→ **What you will do**
Gather every line of the records below that contains the string "wires" and copy each of those lines in full.

-- START OF Data excerpts --

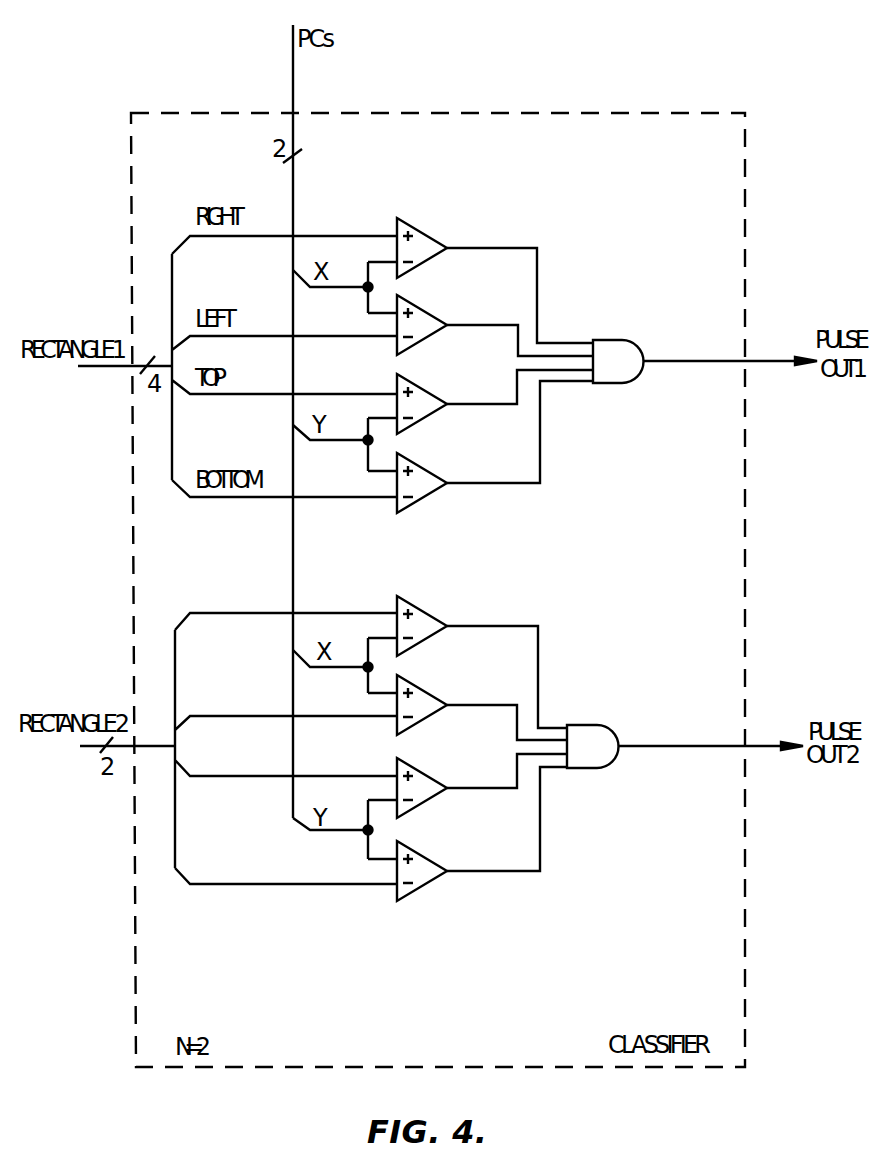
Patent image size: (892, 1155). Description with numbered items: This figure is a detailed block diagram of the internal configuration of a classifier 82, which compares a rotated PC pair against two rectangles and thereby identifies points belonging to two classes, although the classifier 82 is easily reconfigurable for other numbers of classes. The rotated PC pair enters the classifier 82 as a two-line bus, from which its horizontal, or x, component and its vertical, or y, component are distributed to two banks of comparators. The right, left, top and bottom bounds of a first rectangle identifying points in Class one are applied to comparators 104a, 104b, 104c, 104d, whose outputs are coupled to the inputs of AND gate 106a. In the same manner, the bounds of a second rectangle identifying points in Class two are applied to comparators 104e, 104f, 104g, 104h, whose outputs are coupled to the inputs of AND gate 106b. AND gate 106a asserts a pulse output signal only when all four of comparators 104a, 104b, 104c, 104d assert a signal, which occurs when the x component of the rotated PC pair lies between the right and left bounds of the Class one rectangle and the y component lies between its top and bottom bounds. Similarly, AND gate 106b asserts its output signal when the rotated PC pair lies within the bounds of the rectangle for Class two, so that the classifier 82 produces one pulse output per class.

The classifier 82 is at (560, 113).
The comparator 104a is at (425, 235).
The comparator 104b is at (426, 313).
The comparator 104c is at (422, 392).
The comparator 104d is at (424, 471).
The comparator 104e is at (426, 613).
The comparator 104f is at (427, 694).
The comparator 104g is at (427, 777).
The comparator 104h is at (430, 861).
The AND gate 106a is at (630, 341).
The AND gate 106b is at (606, 726).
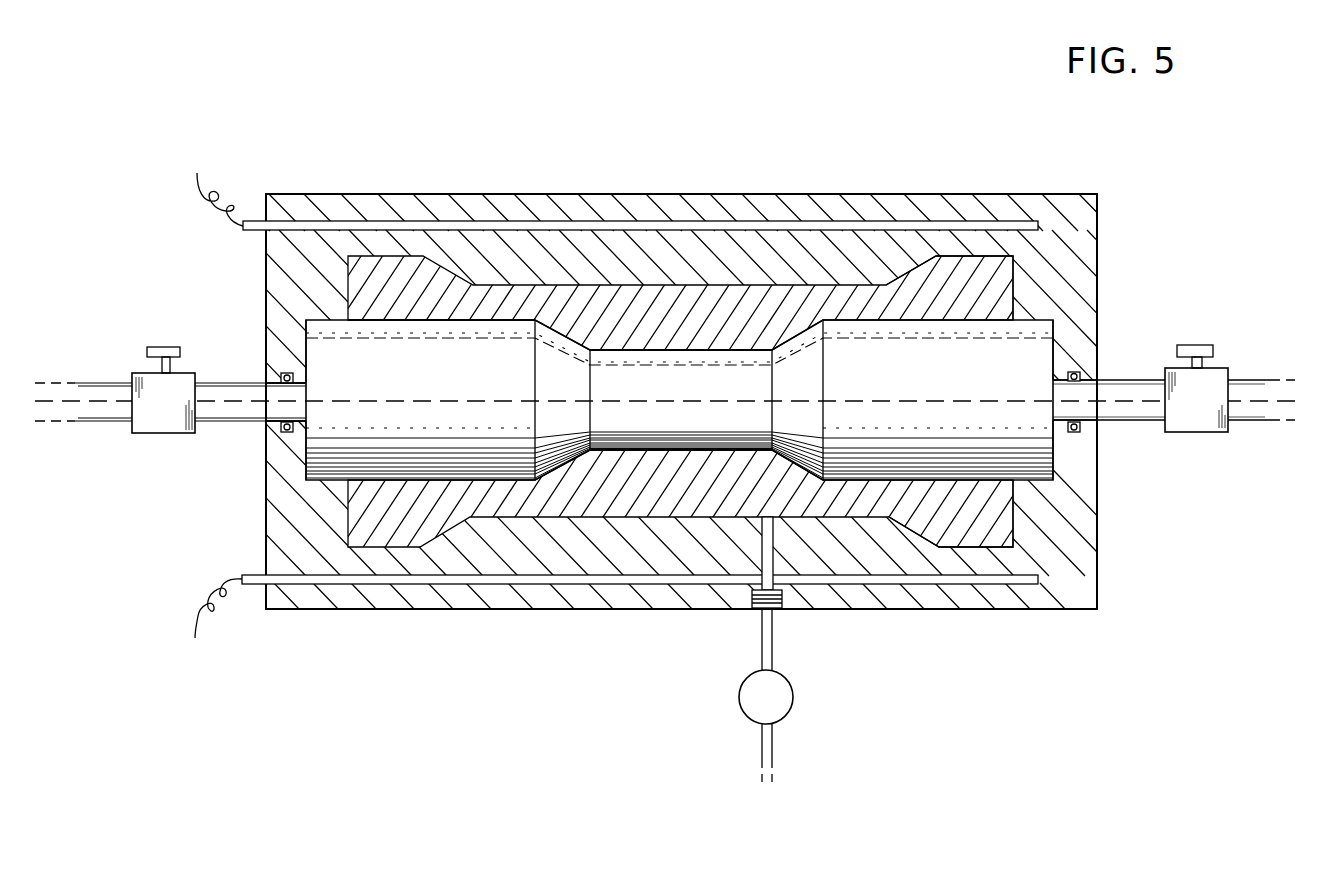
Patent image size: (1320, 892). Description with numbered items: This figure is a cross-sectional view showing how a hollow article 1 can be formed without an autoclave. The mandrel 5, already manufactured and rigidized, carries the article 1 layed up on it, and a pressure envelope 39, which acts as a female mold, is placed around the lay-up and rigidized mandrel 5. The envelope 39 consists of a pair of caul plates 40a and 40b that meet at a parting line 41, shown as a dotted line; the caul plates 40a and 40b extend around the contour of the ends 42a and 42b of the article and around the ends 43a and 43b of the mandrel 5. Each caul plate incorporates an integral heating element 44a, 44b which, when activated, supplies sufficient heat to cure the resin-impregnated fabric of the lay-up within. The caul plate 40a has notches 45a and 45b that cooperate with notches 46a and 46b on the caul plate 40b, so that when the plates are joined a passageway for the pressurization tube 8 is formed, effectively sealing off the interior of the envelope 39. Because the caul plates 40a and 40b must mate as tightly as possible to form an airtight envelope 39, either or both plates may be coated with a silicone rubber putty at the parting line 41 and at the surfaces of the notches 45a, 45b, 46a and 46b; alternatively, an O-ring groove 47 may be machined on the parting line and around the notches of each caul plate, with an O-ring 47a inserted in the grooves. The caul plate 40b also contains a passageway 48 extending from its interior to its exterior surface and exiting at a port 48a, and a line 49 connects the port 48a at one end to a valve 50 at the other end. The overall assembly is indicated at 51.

The hollow article 1 is at (498, 326).
The mandrel 5 is at (436, 394).
The pressurization tube 8 is at (102, 425).
The pressure envelope 39 is at (320, 175).
The caul plate 40a is at (492, 195).
The caul plate 40b is at (356, 612).
The parting line 41 is at (858, 395).
The end of the article 42a is at (347, 283).
The end of the article 42b is at (1007, 300).
The end of the mandrel 43a is at (305, 333).
The end of the mandrel 43b is at (1053, 468).
The heating element 44a is at (702, 221).
The heating element 44b is at (528, 586).
The notch 45a is at (282, 379).
The notch 45b is at (1087, 383).
The notch 46a is at (260, 422).
The notch 46b is at (1085, 413).
The O-ring groove 47 is at (308, 387).
The O-ring 47a is at (290, 432).
The passageway 48 is at (778, 578).
The port 48a is at (755, 608).
The line 49 is at (772, 660).
The valve 50 is at (793, 697).
The molding apparatus 51 is at (870, 168).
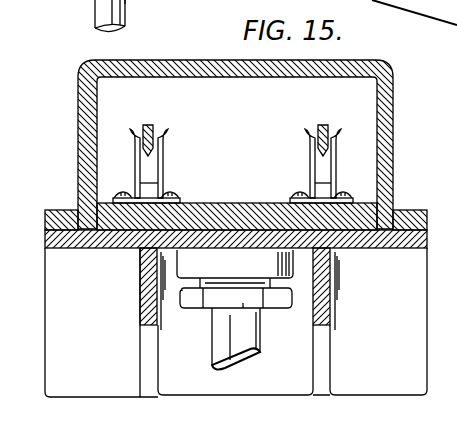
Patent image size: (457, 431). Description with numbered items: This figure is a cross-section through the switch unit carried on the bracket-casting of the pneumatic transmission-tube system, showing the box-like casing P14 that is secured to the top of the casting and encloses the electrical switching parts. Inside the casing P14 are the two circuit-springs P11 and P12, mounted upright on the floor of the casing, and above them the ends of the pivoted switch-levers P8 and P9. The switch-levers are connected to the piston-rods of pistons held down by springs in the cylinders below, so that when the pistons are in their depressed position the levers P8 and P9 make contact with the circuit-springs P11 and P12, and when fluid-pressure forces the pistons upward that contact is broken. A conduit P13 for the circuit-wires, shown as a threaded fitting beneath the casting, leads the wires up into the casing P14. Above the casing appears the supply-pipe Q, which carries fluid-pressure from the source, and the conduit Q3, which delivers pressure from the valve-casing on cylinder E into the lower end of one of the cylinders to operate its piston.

The supply-pipe Q is at (108, 32).
The conduit Q3 is at (137, 7).
The box-like casing P14 is at (235, 144).
The circuit-spring P11 is at (163, 160).
The circuit-spring P12 is at (337, 171).
The pivoted switch-lever P8 is at (151, 126).
The pivoted switch-lever P9 is at (327, 127).
The conduit for the circuit-wires P13 is at (250, 335).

-- END OF Data excerpts --

→ **Correct result**
Patent image size: (457, 431). Description with numbered items: This figure is a cross-section through the switch unit carried on the bracket-casting of the pneumatic transmission-tube system, showing the box-like casing P14 that is secured to the top of the casting and encloses the electrical switching parts. Inside the casing P14 are the two circuit-springs P11 and P12, mounted upright on the floor of the casing, and above them the ends of the pivoted switch-levers P8 and P9. The switch-levers are connected to the piston-rods of pistons held down by springs in the cylinders below, so that when the pistons are in their depressed position the levers P8 and P9 make contact with the circuit-springs P11 and P12, and when fluid-pressure forces the pistons upward that contact is broken. A conduit P13 for the circuit-wires, shown as a threaded fitting beneath the casting, leads the wires up into the casing P14. Above the casing appears the supply-pipe Q, which carries fluid-pressure from the source, and the conduit Q3, which delivers pressure from the valve-casing on cylinder E into the lower end of one of the cylinders to operate its piston.
The conduit for the circuit-wires P13 is at (250, 335).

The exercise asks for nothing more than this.